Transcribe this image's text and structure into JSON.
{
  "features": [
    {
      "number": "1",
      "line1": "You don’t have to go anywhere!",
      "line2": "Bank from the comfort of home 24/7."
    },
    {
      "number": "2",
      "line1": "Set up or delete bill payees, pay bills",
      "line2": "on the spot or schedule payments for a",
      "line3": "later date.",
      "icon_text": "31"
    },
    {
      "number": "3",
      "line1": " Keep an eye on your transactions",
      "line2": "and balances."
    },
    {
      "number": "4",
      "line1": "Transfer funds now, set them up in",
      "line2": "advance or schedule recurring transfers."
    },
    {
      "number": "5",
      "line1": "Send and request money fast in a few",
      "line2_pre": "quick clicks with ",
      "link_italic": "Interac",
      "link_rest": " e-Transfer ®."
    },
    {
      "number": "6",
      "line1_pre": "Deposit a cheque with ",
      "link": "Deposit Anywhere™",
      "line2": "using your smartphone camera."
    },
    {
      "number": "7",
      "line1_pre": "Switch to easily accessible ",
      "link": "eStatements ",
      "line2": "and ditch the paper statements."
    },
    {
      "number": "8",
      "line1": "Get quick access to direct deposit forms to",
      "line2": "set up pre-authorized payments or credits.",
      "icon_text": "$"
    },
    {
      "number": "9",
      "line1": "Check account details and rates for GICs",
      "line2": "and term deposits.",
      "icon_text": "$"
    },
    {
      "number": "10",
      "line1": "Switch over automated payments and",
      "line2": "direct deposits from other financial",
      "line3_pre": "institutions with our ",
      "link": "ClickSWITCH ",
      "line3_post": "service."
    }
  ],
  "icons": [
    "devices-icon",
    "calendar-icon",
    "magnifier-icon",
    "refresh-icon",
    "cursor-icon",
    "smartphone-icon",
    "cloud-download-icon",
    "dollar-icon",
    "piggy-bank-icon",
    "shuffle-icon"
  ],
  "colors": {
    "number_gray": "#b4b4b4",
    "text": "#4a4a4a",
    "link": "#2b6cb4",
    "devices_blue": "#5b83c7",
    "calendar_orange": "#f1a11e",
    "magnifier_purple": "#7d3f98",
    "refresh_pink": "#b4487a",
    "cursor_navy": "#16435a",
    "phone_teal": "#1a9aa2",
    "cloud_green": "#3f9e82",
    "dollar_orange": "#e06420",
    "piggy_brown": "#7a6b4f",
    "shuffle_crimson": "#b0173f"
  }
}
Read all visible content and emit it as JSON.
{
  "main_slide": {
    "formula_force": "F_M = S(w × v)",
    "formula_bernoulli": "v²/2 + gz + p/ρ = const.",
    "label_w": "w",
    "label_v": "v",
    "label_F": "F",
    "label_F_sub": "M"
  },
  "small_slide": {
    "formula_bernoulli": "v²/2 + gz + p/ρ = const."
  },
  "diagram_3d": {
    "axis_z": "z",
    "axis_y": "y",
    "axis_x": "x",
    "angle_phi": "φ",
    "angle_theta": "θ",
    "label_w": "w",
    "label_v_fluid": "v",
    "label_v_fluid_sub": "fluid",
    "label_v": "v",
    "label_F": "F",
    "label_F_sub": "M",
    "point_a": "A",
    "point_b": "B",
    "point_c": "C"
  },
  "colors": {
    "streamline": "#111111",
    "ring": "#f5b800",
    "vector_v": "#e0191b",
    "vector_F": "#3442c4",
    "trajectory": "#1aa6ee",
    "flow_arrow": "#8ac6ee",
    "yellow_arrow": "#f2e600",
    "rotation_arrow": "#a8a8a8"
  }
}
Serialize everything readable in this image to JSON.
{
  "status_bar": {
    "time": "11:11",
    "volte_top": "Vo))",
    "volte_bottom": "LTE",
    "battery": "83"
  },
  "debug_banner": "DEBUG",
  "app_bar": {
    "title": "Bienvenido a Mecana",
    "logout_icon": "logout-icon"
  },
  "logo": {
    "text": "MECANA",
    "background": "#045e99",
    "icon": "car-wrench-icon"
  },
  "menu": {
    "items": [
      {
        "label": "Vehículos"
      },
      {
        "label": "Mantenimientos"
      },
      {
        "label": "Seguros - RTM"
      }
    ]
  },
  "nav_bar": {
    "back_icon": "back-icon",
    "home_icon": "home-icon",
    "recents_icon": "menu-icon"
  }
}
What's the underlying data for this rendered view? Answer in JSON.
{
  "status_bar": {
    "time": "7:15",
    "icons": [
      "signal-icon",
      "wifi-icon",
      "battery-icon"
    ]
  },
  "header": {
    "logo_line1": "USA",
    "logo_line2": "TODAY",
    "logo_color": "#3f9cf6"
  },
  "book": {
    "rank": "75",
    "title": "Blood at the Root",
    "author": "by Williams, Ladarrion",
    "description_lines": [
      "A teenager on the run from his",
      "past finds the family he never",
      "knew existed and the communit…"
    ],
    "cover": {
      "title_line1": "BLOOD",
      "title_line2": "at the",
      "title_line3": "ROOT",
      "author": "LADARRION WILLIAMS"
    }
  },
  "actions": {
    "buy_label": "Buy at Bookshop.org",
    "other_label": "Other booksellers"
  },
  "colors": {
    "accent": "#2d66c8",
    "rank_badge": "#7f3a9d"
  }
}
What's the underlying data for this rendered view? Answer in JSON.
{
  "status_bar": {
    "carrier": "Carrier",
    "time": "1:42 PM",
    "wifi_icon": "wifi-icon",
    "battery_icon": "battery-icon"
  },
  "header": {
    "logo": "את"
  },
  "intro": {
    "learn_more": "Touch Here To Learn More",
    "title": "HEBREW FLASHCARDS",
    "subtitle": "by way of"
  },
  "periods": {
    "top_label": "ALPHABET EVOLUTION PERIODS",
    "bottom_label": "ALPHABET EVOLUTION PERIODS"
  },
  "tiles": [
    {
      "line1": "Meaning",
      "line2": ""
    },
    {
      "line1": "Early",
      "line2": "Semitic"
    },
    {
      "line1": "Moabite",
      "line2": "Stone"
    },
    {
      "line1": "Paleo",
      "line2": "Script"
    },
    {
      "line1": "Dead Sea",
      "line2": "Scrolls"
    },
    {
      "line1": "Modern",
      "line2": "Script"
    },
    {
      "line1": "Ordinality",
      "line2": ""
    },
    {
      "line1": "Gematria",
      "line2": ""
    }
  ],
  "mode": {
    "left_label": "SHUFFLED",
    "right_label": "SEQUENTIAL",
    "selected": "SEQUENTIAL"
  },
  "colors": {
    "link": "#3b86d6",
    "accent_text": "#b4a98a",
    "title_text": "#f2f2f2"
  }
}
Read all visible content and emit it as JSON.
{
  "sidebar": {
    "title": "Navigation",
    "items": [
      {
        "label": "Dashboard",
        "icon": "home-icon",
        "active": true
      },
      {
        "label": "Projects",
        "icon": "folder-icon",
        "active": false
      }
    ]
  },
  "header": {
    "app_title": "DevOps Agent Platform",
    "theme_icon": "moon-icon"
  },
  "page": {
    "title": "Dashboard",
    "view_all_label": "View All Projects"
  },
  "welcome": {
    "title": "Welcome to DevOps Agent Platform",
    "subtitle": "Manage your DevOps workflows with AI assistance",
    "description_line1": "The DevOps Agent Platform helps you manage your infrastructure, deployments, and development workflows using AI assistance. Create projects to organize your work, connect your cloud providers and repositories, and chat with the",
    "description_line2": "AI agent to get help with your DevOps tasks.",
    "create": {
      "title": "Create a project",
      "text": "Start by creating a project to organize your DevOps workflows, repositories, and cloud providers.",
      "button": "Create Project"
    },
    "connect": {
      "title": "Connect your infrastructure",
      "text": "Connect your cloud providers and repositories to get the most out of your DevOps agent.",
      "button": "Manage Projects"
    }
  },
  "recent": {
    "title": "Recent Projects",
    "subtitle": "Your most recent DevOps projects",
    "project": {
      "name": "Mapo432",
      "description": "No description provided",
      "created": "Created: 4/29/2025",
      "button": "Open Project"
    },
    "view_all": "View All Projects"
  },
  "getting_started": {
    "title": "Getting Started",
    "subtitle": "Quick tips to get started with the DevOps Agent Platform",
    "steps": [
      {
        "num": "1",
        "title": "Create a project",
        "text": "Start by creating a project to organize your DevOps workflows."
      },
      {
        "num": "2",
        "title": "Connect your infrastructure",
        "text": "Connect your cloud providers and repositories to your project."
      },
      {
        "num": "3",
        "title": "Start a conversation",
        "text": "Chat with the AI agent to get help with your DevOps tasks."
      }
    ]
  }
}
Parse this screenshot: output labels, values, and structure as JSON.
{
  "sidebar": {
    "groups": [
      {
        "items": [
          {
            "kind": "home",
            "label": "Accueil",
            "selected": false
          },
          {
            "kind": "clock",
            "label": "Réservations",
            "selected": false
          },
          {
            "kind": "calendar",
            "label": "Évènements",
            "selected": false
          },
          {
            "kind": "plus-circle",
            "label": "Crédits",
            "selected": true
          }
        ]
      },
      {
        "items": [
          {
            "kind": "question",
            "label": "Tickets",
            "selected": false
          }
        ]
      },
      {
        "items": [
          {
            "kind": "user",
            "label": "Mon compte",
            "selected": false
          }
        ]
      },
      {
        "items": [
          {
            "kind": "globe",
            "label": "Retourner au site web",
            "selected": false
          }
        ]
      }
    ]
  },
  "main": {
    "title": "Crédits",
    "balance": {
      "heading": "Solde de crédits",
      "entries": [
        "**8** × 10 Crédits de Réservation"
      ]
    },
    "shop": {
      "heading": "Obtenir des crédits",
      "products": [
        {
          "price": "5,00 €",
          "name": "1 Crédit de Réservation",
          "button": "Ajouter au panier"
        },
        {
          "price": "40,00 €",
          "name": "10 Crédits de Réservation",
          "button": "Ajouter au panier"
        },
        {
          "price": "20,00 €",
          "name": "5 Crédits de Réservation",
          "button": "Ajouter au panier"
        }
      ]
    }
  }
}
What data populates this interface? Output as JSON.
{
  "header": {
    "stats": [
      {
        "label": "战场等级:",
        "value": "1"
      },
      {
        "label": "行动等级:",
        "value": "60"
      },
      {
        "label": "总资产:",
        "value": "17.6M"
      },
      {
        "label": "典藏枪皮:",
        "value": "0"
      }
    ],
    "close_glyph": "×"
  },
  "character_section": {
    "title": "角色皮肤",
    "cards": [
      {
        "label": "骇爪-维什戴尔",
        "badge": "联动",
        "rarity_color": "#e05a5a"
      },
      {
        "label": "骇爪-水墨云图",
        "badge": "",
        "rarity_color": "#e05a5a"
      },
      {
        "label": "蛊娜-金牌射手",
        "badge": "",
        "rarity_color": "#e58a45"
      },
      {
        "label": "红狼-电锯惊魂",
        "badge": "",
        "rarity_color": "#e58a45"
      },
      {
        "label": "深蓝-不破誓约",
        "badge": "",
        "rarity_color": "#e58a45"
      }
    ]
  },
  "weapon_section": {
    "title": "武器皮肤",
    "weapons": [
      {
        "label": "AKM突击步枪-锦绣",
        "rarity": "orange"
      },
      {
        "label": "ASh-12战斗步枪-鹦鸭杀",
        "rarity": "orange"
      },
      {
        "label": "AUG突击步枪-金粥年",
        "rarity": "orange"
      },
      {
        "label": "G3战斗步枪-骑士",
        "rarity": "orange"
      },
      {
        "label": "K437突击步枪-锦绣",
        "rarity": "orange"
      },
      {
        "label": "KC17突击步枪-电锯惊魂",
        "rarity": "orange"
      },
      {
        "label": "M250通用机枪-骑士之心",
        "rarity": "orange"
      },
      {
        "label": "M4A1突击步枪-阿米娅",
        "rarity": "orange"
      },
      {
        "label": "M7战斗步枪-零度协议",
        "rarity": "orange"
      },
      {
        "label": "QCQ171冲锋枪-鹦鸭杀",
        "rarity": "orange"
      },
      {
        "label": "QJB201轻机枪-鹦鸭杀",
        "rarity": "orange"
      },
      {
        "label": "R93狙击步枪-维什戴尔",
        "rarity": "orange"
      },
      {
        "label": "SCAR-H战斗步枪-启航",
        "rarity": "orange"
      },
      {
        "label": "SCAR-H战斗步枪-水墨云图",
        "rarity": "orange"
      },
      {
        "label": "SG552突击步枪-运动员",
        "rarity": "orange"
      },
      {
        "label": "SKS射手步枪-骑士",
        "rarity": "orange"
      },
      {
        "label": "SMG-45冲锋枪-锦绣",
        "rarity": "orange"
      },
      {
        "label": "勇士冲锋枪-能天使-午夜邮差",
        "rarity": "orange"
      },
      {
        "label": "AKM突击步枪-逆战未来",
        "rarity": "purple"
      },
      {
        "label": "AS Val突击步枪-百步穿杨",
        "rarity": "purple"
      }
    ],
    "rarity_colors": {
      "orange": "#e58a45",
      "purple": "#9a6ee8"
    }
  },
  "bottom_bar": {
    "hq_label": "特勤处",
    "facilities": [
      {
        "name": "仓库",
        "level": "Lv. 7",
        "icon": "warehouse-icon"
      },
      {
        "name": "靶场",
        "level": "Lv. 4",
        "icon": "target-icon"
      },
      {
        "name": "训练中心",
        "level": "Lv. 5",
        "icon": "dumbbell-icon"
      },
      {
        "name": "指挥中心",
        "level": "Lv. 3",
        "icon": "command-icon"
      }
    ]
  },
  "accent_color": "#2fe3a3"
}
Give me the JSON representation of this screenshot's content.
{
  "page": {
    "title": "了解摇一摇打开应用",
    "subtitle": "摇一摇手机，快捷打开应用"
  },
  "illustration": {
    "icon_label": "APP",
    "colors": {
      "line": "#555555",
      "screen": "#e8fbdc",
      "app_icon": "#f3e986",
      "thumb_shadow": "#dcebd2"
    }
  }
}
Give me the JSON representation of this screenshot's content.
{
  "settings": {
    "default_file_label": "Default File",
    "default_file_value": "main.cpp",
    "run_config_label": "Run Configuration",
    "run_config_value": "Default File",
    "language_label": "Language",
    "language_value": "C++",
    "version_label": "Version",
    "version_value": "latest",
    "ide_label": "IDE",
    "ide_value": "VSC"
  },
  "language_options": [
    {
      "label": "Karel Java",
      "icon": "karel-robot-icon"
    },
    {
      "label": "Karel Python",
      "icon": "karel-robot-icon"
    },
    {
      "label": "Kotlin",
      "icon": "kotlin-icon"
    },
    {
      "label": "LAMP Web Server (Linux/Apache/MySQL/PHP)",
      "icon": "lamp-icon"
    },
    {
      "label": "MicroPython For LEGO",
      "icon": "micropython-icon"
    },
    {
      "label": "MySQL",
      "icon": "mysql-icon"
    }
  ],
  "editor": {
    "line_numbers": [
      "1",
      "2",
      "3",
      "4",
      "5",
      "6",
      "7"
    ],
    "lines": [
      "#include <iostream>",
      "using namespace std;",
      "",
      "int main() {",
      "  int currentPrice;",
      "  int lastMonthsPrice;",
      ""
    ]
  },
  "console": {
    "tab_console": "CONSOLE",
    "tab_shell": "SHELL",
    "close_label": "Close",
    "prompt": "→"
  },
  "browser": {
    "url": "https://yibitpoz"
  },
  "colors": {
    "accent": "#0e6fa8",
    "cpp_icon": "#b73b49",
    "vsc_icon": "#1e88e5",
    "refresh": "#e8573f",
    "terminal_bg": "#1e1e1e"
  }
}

* **Task to carry out**: Each line in the listing above either holds the string "level" or does not; state how many do, giving the number only.

* **Solution for this exercise**: 4